= DATA TO PROCESS =

<<<<

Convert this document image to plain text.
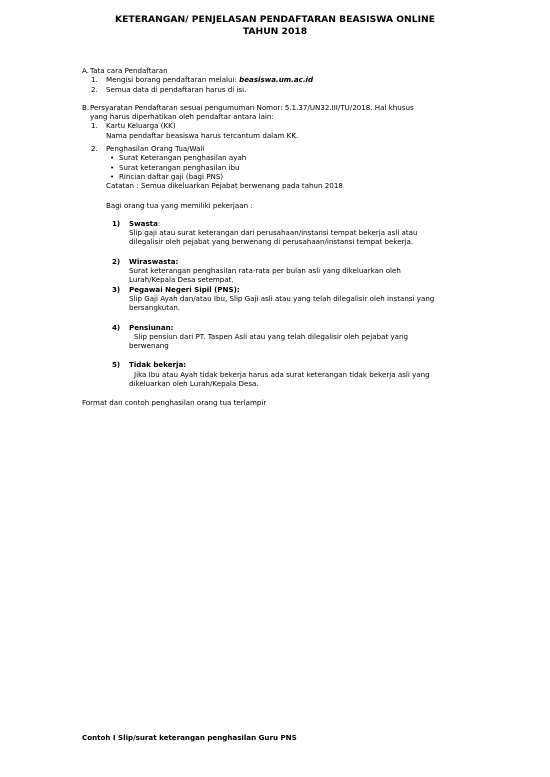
KETERANGAN/ PENJELASAN PENDAFTARAN BEASISWA ONLINE
TAHUN 2018
A. Tata cara Pendaftaran
1.	Mengisi borang pendaftaran melalui: beasiswa.um.ac.id
2.	Semua data di pendaftaran harus di isi.
B. Persyaratan Pendaftaran sesuai pengumuman Nomor: 5.1.37/UN32.III/TU/2018. Hal khusus
yang harus diperhatikan oleh pendaftar antara lain:
1.	Kartu Keluarga (KK)
Nama pendaftar beasiswa harus tercantum dalam KK.
2.	Penghasilan Orang Tua/Wali
• Surat Keterangan penghasilan ayah
• Surat keterangan penghasilan ibu
• Rincian daftar gaji (bagi PNS)
Catatan : Semua dikeluarkan Pejabat berwenang pada tahun 2018
Bagi orang tua yang memiliki pekerjaan :
1)	Swasta:
Slip gaji atau surat keterangan dari perusahaan/instansi tempat bekerja asli atau
dilegalisir oleh pejabat yang berwenang di perusahaan/instansi tempat bekerja.
2)	Wiraswasta:
Surat keterangan penghasilan rata-rata per bulan asli yang dikeluarkan oleh
Lurah/Kepala Desa setempat.
3)	Pegawai Negeri Sipil (PNS):
Slip Gaji Ayah dan/atau Ibu, Slip Gaji asli atau yang telah dilegalisir oleh instansi yang
bersangkutan.
4)	Pensiunan:
Slip pensiun dari PT. Taspen Asli atau yang telah dilegalisir oleh pejabat yang
berwenang
5)	Tidak bekerja:
Jika Ibu atau Ayah tidak bekerja harus ada surat keterangan tidak bekerja asli yang
dikeluarkan oleh Lurah/Kepala Desa.
Format dan contoh penghasilan orang tua terlampir
Contoh I Slip/surat keterangan penghasilan Guru PNS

>>>>

Can you retype every record above exactly, leaving out the pictures?

= EXERCISE ANSWER =
Convert this document image to plain text.
KETERANGAN/ PENJELASAN PENDAFTARAN BEASISWA ONLINE
TAHUN 2018
A. Tata cara Pendaftaran
1.	Mengisi borang pendaftaran melalui: beasiswa.um.ac.id
2.	Semua data di pendaftaran harus di isi.
B. Persyaratan Pendaftaran sesuai pengumuman Nomor: 5.1.37/UN32.III/TU/2018. Hal khusus
yang harus diperhatikan oleh pendaftar antara lain:
1.	Kartu Keluarga (KK)
Nama pendaftar beasiswa harus tercantum dalam KK.
2.	Penghasilan Orang Tua/Wali
• Surat Keterangan penghasilan ayah
• Surat keterangan penghasilan ibu
• Rincian daftar gaji (bagi PNS)
Catatan : Semua dikeluarkan Pejabat berwenang pada tahun 2018
Bagi orang tua yang memiliki pekerjaan :
1)	Swasta:
Slip gaji atau surat keterangan dari perusahaan/instansi tempat bekerja asli atau
dilegalisir oleh pejabat yang berwenang di perusahaan/instansi tempat bekerja.
2)	Wiraswasta:
Surat keterangan penghasilan rata-rata per bulan asli yang dikeluarkan oleh
Lurah/Kepala Desa setempat.
3)	Pegawai Negeri Sipil (PNS):
Slip Gaji Ayah dan/atau Ibu, Slip Gaji asli atau yang telah dilegalisir oleh instansi yang
bersangkutan.
4)	Pensiunan:
Slip pensiun dari PT. Taspen Asli atau yang telah dilegalisir oleh pejabat yang
berwenang
5)	Tidak bekerja:
Jika Ibu atau Ayah tidak bekerja harus ada surat keterangan tidak bekerja asli yang
dikeluarkan oleh Lurah/Kepala Desa.
Format dan contoh penghasilan orang tua terlampir
Contoh I Slip/surat keterangan penghasilan Guru PNS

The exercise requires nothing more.